THE PROBLEM: Retype the whole listing below, character for character.

MATERIAL FOR THE TASK:
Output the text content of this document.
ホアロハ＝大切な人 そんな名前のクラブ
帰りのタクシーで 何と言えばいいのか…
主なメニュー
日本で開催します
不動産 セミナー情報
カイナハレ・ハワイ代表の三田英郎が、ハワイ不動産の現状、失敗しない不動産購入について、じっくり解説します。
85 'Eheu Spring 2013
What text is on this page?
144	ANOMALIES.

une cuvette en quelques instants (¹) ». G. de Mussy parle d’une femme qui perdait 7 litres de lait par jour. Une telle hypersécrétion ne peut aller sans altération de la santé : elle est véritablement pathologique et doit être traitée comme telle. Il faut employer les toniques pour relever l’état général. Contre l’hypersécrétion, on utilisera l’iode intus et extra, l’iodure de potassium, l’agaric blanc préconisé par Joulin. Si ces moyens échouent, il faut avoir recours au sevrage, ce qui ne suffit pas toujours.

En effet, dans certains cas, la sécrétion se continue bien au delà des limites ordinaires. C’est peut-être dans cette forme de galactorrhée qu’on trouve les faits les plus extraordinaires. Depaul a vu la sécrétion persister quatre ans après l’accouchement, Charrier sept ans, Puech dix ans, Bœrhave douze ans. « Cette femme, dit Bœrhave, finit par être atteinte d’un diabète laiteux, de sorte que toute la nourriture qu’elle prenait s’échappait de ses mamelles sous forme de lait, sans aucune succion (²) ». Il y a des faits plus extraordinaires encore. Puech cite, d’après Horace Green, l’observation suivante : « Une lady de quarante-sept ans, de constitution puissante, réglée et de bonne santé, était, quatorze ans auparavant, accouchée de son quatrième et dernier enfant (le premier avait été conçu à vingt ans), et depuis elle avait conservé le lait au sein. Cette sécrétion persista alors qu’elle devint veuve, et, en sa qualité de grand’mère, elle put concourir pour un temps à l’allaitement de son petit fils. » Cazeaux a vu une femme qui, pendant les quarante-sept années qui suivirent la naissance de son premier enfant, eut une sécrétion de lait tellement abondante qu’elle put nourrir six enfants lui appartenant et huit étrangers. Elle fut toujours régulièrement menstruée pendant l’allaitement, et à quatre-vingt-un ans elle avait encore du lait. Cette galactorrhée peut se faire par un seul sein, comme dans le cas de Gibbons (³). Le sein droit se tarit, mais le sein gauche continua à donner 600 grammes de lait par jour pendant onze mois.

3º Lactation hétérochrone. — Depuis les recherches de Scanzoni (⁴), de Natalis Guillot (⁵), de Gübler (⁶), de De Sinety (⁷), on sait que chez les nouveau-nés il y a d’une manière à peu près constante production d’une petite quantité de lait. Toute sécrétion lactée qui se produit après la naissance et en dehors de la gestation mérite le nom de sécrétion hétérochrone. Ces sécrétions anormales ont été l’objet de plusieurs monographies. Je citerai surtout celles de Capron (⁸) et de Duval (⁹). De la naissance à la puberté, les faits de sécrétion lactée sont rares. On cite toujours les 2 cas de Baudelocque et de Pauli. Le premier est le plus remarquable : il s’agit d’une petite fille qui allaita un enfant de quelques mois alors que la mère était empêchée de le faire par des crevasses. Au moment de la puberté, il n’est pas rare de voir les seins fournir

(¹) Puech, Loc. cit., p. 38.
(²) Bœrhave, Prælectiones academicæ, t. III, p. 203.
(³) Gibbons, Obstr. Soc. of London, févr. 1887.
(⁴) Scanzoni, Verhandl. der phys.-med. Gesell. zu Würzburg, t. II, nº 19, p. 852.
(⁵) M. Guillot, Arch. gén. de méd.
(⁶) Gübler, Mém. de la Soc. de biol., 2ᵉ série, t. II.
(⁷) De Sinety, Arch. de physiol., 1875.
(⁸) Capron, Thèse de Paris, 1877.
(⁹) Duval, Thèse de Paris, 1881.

EXERCISE RESPONSE:
Output the text content of this document.
ホアロハ＝大切な人 そんな名前のクラブ
帰りのタクシーで 何と言えばいいのか…
主なメニュー
日本で開催します
不動産 セミナー情報
カイナハレ・ハワイ代表の三田英郎が、ハワイ不動産の現状、失敗しない不動産購入について、じっくり解説します。
85 'Eheu Spring 2013
What text is on this page?
144	ANOMALIES.

une cuvette en quelques instants (¹) ». G. de Mussy parle d’une femme qui perdait 7 litres de lait par jour. Une telle hypersécrétion ne peut aller sans altération de la santé : elle est véritablement pathologique et doit être traitée comme telle. Il faut employer les toniques pour relever l’état général. Contre l’hypersécrétion, on utilisera l’iode intus et extra, l’iodure de potassium, l’agaric blanc préconisé par Joulin. Si ces moyens échouent, il faut avoir recours au sevrage, ce qui ne suffit pas toujours.

En effet, dans certains cas, la sécrétion se continue bien au delà des limites ordinaires. C’est peut-être dans cette forme de galactorrhée qu’on trouve les faits les plus extraordinaires. Depaul a vu la sécrétion persister quatre ans après l’accouchement, Charrier sept ans, Puech dix ans, Bœrhave douze ans. « Cette femme, dit Bœrhave, finit par être atteinte d’un diabète laiteux, de sorte que toute la nourriture qu’elle prenait s’échappait de ses mamelles sous forme de lait, sans aucune succion (²) ». Il y a des faits plus extraordinaires encore. Puech cite, d’après Horace Green, l’observation suivante : « Une lady de quarante-sept ans, de constitution puissante, réglée et de bonne santé, était, quatorze ans auparavant, accouchée de son quatrième et dernier enfant (le premier avait été conçu à vingt ans), et depuis elle avait conservé le lait au sein. Cette sécrétion persista alors qu’elle devint veuve, et, en sa qualité de grand’mère, elle put concourir pour un temps à l’allaitement de son petit fils. » Cazeaux a vu une femme qui, pendant les quarante-sept années qui suivirent la naissance de son premier enfant, eut une sécrétion de lait tellement abondante qu’elle put nourrir six enfants lui appartenant et huit étrangers. Elle fut toujours régulièrement menstruée pendant l’allaitement, et à quatre-vingt-un ans elle avait encore du lait. Cette galactorrhée peut se faire par un seul sein, comme dans le cas de Gibbons (³). Le sein droit se tarit, mais le sein gauche continua à donner 600 grammes de lait par jour pendant onze mois.

3º Lactation hétérochrone. — Depuis les recherches de Scanzoni (⁴), de Natalis Guillot (⁵), de Gübler (⁶), de De Sinety (⁷), on sait que chez les nouveau-nés il y a d’une manière à peu près constante production d’une petite quantité de lait. Toute sécrétion lactée qui se produit après la naissance et en dehors de la gestation mérite le nom de sécrétion hétérochrone. Ces sécrétions anormales ont été l’objet de plusieurs monographies. Je citerai surtout celles de Capron (⁸) et de Duval (⁹). De la naissance à la puberté, les faits de sécrétion lactée sont rares. On cite toujours les 2 cas de Baudelocque et de Pauli. Le premier est le plus remarquable : il s’agit d’une petite fille qui allaita un enfant de quelques mois alors que la mère était empêchée de le faire par des crevasses. Au moment de la puberté, il n’est pas rare de voir les seins fournir

(¹) Puech, Loc. cit., p. 38.
(²) Bœrhave, Prælectiones academicæ, t. III, p. 203.
(³) Gibbons, Obstr. Soc. of London, févr. 1887.
(⁴) Scanzoni, Verhandl. der phys.-med. Gesell. zu Würzburg, t. II, nº 19, p. 852.
(⁵) M. Guillot, Arch. gén. de méd.
(⁶) Gübler, Mém. de la Soc. de biol., 2ᵉ série, t. II.
(⁷) De Sinety, Arch. de physiol., 1875.
(⁸) Capron, Thèse de Paris, 1877.
(⁹) Duval, Thèse de Paris, 1881.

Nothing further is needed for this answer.